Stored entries
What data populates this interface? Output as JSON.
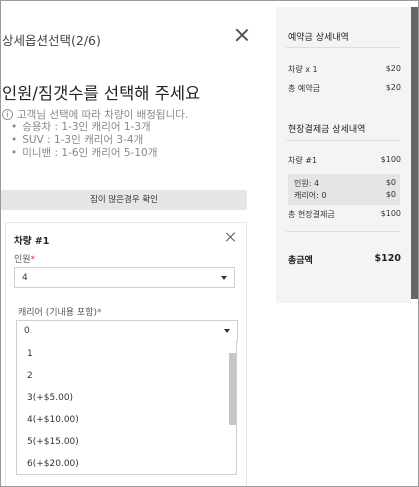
{
  "modal": {
    "title": "상세옵션선택(2/6)",
    "heading": "인원/짐갯수를 선택해 주세요",
    "info_text": "고객님 선택에 따라 차량이 배정됩니다.",
    "info_icon": "i",
    "bullets": [
      "승용차 : 1-3인 캐리어 1-3개",
      "SUV : 1-3인 캐리어 3-4개",
      "미니밴 : 1-6인 캐리어 5-10개"
    ],
    "check_button": "짐이 많은경우 확인"
  },
  "card": {
    "title": "차량 #1",
    "people_label": "인원",
    "people_value": "4",
    "carrier_label": "캐리어 (기내용 포함)",
    "carrier_value": "0",
    "required_mark": "*",
    "carrier_options": [
      "1",
      "2",
      "3(+$5.00)",
      "4(+$10.00)",
      "5(+$15.00)",
      "6(+$20.00)"
    ]
  },
  "summary": {
    "deposit_title": "예약금 상세내역",
    "deposit_rows": [
      {
        "label": "차량 x 1",
        "amount": "$20"
      },
      {
        "label": "총 예약금",
        "amount": "$20"
      }
    ],
    "onsite_title": "현장결제금 상세내역",
    "vehicle_label": "차량 #1",
    "vehicle_amount": "$100",
    "sub_rows": [
      {
        "label": "인원: 4",
        "amount": "$0"
      },
      {
        "label": "캐리어: 0",
        "amount": "$0"
      }
    ],
    "onsite_total_label": "총 현장결제금",
    "onsite_total_amount": "$100",
    "grand_label": "총금액",
    "grand_amount": "$120"
  }
}
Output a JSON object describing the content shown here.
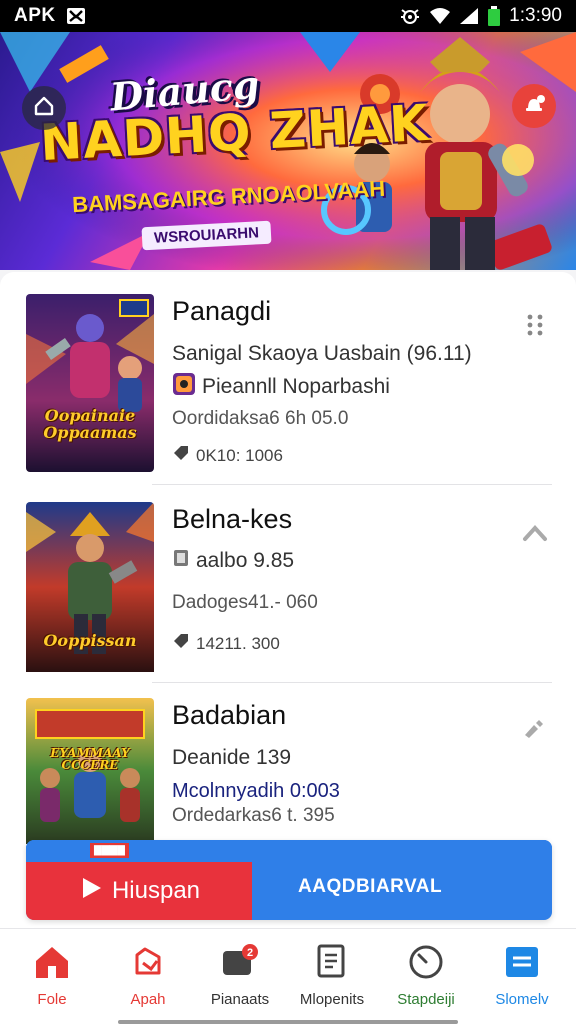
{
  "status_bar": {
    "left_label": "APK",
    "time": "1:3:90"
  },
  "banner": {
    "script_title": "Diaucg",
    "main_title": "NADHQ ZHAK",
    "subtitle": "BAMSAGAIRG RNOAOLVAAH",
    "tag": "WSROUIARHN"
  },
  "list": {
    "items": [
      {
        "title": "Panagdi",
        "line1": "Sanigal Skaoya Uasbain (96.11)",
        "line2": "Pieannll Noparbashi",
        "line3": "Oordidaksa6 6h 05.0",
        "line4": "0K10: 1006",
        "cover_text": "Oopainaie Oppaamas"
      },
      {
        "title": "Belna-kes",
        "line1": "aalbo 9.85",
        "line2": "Dadoges41.- 060",
        "line3": "14211. 300",
        "cover_text": "Ooppissan"
      },
      {
        "title": "Badabian",
        "line1": "Deanide 139",
        "line2": "Mcolnnyadih 0:003",
        "line3": "Ordedarkas6 t. 395",
        "cover_text": "EYAMMAAY CCCERE"
      }
    ]
  },
  "promo": {
    "play_label": "Hiuspan",
    "label": "AAQDBIARVAL"
  },
  "bottom_nav": {
    "items": [
      {
        "label": "Fole",
        "color": "#e53935"
      },
      {
        "label": "Apah",
        "color": "#e53935"
      },
      {
        "label": "Pianaats",
        "color": "#333333"
      },
      {
        "label": "Mlopenits",
        "color": "#333333"
      },
      {
        "label": "Stapdeiji",
        "color": "#2e7d32"
      },
      {
        "label": "Slomelv",
        "color": "#1e88e5"
      }
    ]
  }
}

## Task requirements
Each line containing the word "상세내역" counts once; report the total alone.

## Right answer
2